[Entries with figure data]
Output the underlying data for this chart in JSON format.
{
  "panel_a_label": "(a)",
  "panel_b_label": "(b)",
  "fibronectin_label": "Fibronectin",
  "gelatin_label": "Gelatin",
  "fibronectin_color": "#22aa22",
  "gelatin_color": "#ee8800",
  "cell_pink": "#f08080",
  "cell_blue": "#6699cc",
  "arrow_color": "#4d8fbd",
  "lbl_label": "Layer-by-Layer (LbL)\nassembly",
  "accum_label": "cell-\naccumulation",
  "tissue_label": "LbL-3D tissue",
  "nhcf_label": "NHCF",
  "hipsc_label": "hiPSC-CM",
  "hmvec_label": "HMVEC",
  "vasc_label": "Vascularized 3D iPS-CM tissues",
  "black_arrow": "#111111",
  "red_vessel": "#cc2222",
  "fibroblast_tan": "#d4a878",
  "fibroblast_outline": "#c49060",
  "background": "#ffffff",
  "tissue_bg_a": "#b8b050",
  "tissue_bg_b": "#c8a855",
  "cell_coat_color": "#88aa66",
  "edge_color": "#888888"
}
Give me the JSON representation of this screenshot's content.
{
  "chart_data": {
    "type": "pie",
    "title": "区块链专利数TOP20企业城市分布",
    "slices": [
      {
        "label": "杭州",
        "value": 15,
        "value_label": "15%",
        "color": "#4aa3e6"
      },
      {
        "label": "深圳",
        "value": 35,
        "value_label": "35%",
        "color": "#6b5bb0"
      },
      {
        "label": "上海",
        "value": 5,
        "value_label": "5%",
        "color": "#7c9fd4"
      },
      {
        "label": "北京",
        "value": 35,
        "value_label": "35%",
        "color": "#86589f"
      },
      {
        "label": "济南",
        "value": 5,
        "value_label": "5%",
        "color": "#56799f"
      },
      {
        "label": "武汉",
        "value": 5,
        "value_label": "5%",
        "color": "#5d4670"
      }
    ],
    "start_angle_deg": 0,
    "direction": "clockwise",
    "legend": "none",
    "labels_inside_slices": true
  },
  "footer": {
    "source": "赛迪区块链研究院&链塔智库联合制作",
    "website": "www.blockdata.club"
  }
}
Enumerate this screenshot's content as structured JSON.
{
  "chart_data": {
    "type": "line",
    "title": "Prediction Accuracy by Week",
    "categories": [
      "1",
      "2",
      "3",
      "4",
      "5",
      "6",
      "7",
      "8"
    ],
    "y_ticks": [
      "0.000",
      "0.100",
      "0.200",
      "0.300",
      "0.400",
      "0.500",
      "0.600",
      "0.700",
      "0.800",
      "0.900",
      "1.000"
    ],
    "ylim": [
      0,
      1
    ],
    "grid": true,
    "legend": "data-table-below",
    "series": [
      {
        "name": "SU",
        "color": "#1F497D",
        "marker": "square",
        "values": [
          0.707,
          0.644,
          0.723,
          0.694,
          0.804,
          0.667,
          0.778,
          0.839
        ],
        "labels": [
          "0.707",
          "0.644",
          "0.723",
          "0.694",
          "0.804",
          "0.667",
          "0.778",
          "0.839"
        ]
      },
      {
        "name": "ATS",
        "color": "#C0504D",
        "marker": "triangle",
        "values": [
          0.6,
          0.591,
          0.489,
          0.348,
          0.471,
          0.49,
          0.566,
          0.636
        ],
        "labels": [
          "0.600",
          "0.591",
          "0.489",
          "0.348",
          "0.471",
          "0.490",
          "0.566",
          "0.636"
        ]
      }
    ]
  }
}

#### Exercise objective
Return precisely the lines of the records, starting with the line that holds "Enumerate this screenshot's" and ending with the last one.

#### Answer to this task
Enumerate this screenshot's content as structured JSON.
{
  "chart_data": {
    "type": "line",
    "title": "Prediction Accuracy by Week",
    "categories": [
      "1",
      "2",
      "3",
      "4",
      "5",
      "6",
      "7",
      "8"
    ],
    "y_ticks": [
      "0.000",
      "0.100",
      "0.200",
      "0.300",
      "0.400",
      "0.500",
      "0.600",
      "0.700",
      "0.800",
      "0.900",
      "1.000"
    ],
    "ylim": [
      0,
      1
    ],
    "grid": true,
    "legend": "data-table-below",
    "series": [
      {
        "name": "SU",
        "color": "#1F497D",
        "marker": "square",
        "values": [
          0.707,
          0.644,
          0.723,
          0.694,
          0.804,
          0.667,
          0.778,
          0.839
        ],
        "labels": [
          "0.707",
          "0.644",
          "0.723",
          "0.694",
          "0.804",
          "0.667",
          "0.778",
          "0.839"
        ]
      },
      {
        "name": "ATS",
        "color": "#C0504D",
        "marker": "triangle",
        "values": [
          0.6,
          0.591,
          0.489,
          0.348,
          0.471,
          0.49,
          0.566,
          0.636
        ],
        "labels": [
          "0.600",
          "0.591",
          "0.489",
          "0.348",
          "0.471",
          "0.490",
          "0.566",
          "0.636"
        ]
      }
    ]
  }
}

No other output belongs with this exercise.